Saved entries:
** BEGIN **

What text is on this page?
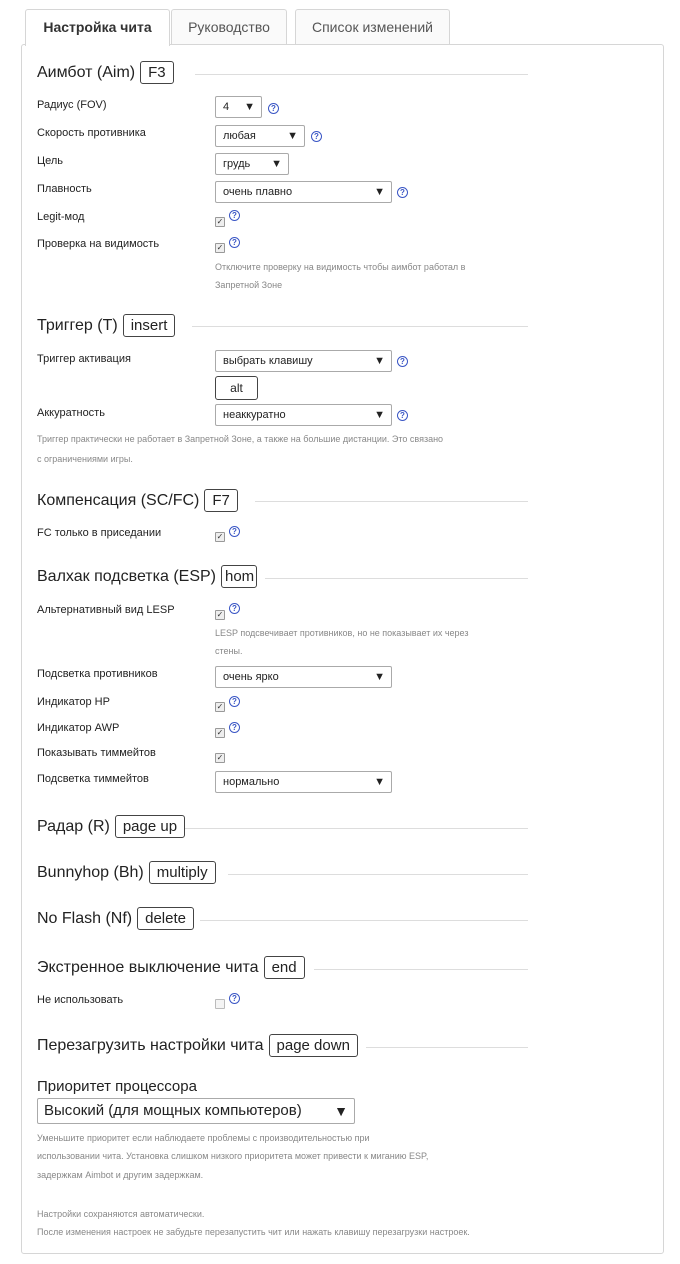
Настройка чита	Руководство	Список изменений
Аимбот (Aim) F3
Радиус (FOV)	4 ▼	?
Скорость противника	любая	▼	?
Цель	грудь ▼
Плавность	очень плавно	▼	?
Legit-мод	✓
?
Проверка на видимость	✓
?
Отключите проверку на видимость чтобы аимбот работал в
Запретной Зоне
Триггер (T) insert
Триггер активация	выбрать клавишу	▼	?
alt
Аккуратность	неаккуратно	▼	?
Триггер практически не работает в Запретной Зоне, а также на большие дистанции. Это связано
с ограничениями игры.
Компенсация (SC/FC) F7
FC только в приседании	✓
?
Валхак подсветка (ESP) hom
Альтернативный вид LESP	✓
?
LESP подсвечивает противников, но не показывает их через
стены.
Подсветка противников	очень ярко	▼
Индикатор HP	✓
?
Индикатор AWP	✓
?
Показывать тиммейтов	✓
Подсветка тиммейтов	нормально	▼
Радар (R) page up
Bunnyhop (Bh) multiply
No Flash (Nf) delete
Экстренное выключение чита end
Не использовать	?
Перезагрузить настройки чита page down
Приоритет процессора
Высокий (для мощных компьютеров) ▼
Уменьшите приоритет если наблюдаете проблемы с производительностью при
использовании чита. Установка слишком низкого приоритета может привести к миганию ESP,
задержкам Aimbot и другим задержкам.
Настройки сохраняются автоматически.
После изменения настроек не забудьте перезапустить чит или нажать клавишу перезагрузки настроек.
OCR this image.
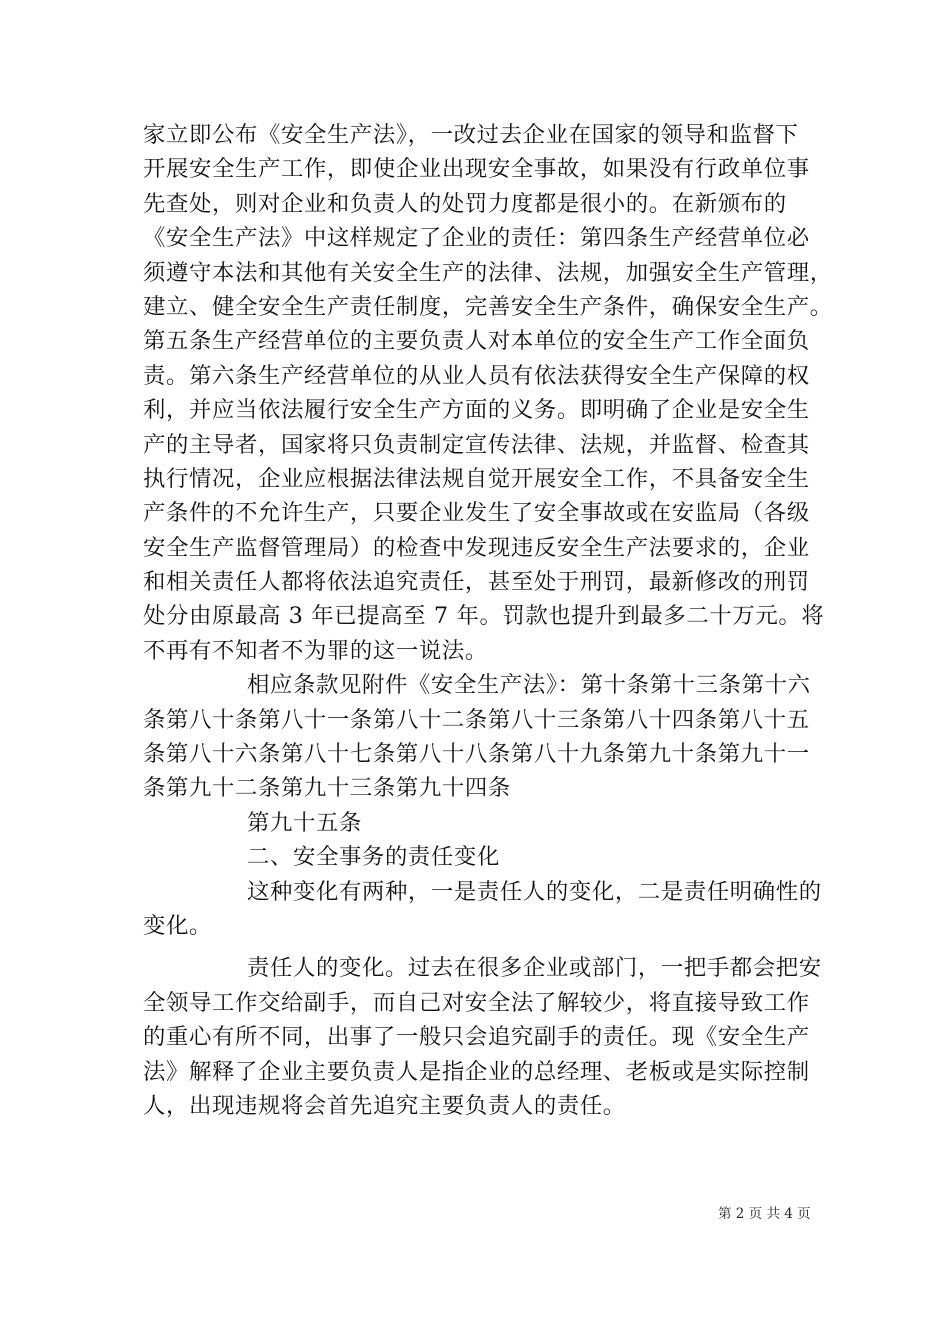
家立即公布《安全生产法》，一改过去企业在国家的领导和监督下
开展安全生产工作，即使企业出现安全事故，如果没有行政单位事
先查处，则对企业和负责人的处罚力度都是很小的。在新颁布的
《安全生产法》中这样规定了企业的责任：第四条生产经营单位必
须遵守本法和其他有关安全生产的法律、法规，加强安全生产管理，
建立、健全安全生产责任制度，完善安全生产条件，确保安全生产。
第五条生产经营单位的主要负责人对本单位的安全生产工作全面负
责。第六条生产经营单位的从业人员有依法获得安全生产保障的权
利，并应当依法履行安全生产方面的义务。即明确了企业是安全生
产的主导者，国家将只负责制定宣传法律、法规，并监督、检查其
执行情况，企业应根据法律法规自觉开展安全工作，不具备安全生
产条件的不允许生产，只要企业发生了安全事故或在安监局（各级
安全生产监督管理局）的检查中发现违反安全生产法要求的，企业
和相关责任人都将依法追究责任，甚至处于刑罚，最新修改的刑罚
处分由原最高 3 年已提高至 7 年。罚款也提升到最多二十万元。将
不再有不知者不为罪的这一说法。
相应条款见附件《安全生产法》：第十条第十三条第十六
条第八十条第八十一条第八十二条第八十三条第八十四条第八十五
条第八十六条第八十七条第八十八条第八十九条第九十条第九十一
条第九十二条第九十三条第九十四条
第九十五条
二、安全事务的责任变化
这种变化有两种，一是责任人的变化，二是责任明确性的
变化。
责任人的变化。过去在很多企业或部门，一把手都会把安
全领导工作交给副手，而自己对安全法了解较少，将直接导致工作
的重心有所不同，出事了一般只会追究副手的责任。现《安全生产
法》解释了企业主要负责人是指企业的总经理、老板或是实际控制
人，出现违规将会首先追究主要负责人的责任。
第 2 页 共 4 页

** END **

### What you should do
Give the entries again without a single change, but with no pictures.

### Response to this task
What text is on this page?
Настройка чита	Руководство	Список изменений
Аимбот (Aim) F3
Радиус (FOV)	4 ▼	?
Скорость противника	любая	▼	?
Цель	грудь ▼
Плавность	очень плавно	▼	?
Legit-мод	✓
?
Проверка на видимость	✓
?
Отключите проверку на видимость чтобы аимбот работал в
Запретной Зоне
Триггер (T) insert
Триггер активация	выбрать клавишу	▼	?
alt
Аккуратность	неаккуратно	▼	?
Триггер практически не работает в Запретной Зоне, а также на большие дистанции. Это связано
с ограничениями игры.
Компенсация (SC/FC) F7
FC только в приседании	✓
?
Валхак подсветка (ESP) hom
Альтернативный вид LESP	✓
?
LESP подсвечивает противников, но не показывает их через
стены.
Подсветка противников	очень ярко	▼
Индикатор HP	✓
?
Индикатор AWP	✓
?
Показывать тиммейтов	✓
Подсветка тиммейтов	нормально	▼
Радар (R) page up
Bunnyhop (Bh) multiply
No Flash (Nf) delete
Экстренное выключение чита end
Не использовать	?
Перезагрузить настройки чита page down
Приоритет процессора
Высокий (для мощных компьютеров) ▼
Уменьшите приоритет если наблюдаете проблемы с производительностью при
использовании чита. Установка слишком низкого приоритета может привести к миганию ESP,
задержкам Aimbot и другим задержкам.
Настройки сохраняются автоматически.
После изменения настроек не забудьте перезапустить чит или нажать клавишу перезагрузки настроек.
OCR this image.
家立即公布《安全生产法》，一改过去企业在国家的领导和监督下
开展安全生产工作，即使企业出现安全事故，如果没有行政单位事
先查处，则对企业和负责人的处罚力度都是很小的。在新颁布的
《安全生产法》中这样规定了企业的责任：第四条生产经营单位必
须遵守本法和其他有关安全生产的法律、法规，加强安全生产管理，
建立、健全安全生产责任制度，完善安全生产条件，确保安全生产。
第五条生产经营单位的主要负责人对本单位的安全生产工作全面负
责。第六条生产经营单位的从业人员有依法获得安全生产保障的权
利，并应当依法履行安全生产方面的义务。即明确了企业是安全生
产的主导者，国家将只负责制定宣传法律、法规，并监督、检查其
执行情况，企业应根据法律法规自觉开展安全工作，不具备安全生
产条件的不允许生产，只要企业发生了安全事故或在安监局（各级
安全生产监督管理局）的检查中发现违反安全生产法要求的，企业
和相关责任人都将依法追究责任，甚至处于刑罚，最新修改的刑罚
处分由原最高 3 年已提高至 7 年。罚款也提升到最多二十万元。将
不再有不知者不为罪的这一说法。
相应条款见附件《安全生产法》：第十条第十三条第十六
条第八十条第八十一条第八十二条第八十三条第八十四条第八十五
条第八十六条第八十七条第八十八条第八十九条第九十条第九十一
条第九十二条第九十三条第九十四条
第九十五条
二、安全事务的责任变化
这种变化有两种，一是责任人的变化，二是责任明确性的
变化。
责任人的变化。过去在很多企业或部门，一把手都会把安
全领导工作交给副手，而自己对安全法了解较少，将直接导致工作
的重心有所不同，出事了一般只会追究副手的责任。现《安全生产
法》解释了企业主要负责人是指企业的总经理、老板或是实际控制
人，出现违规将会首先追究主要负责人的责任。
第 2 页 共 4 页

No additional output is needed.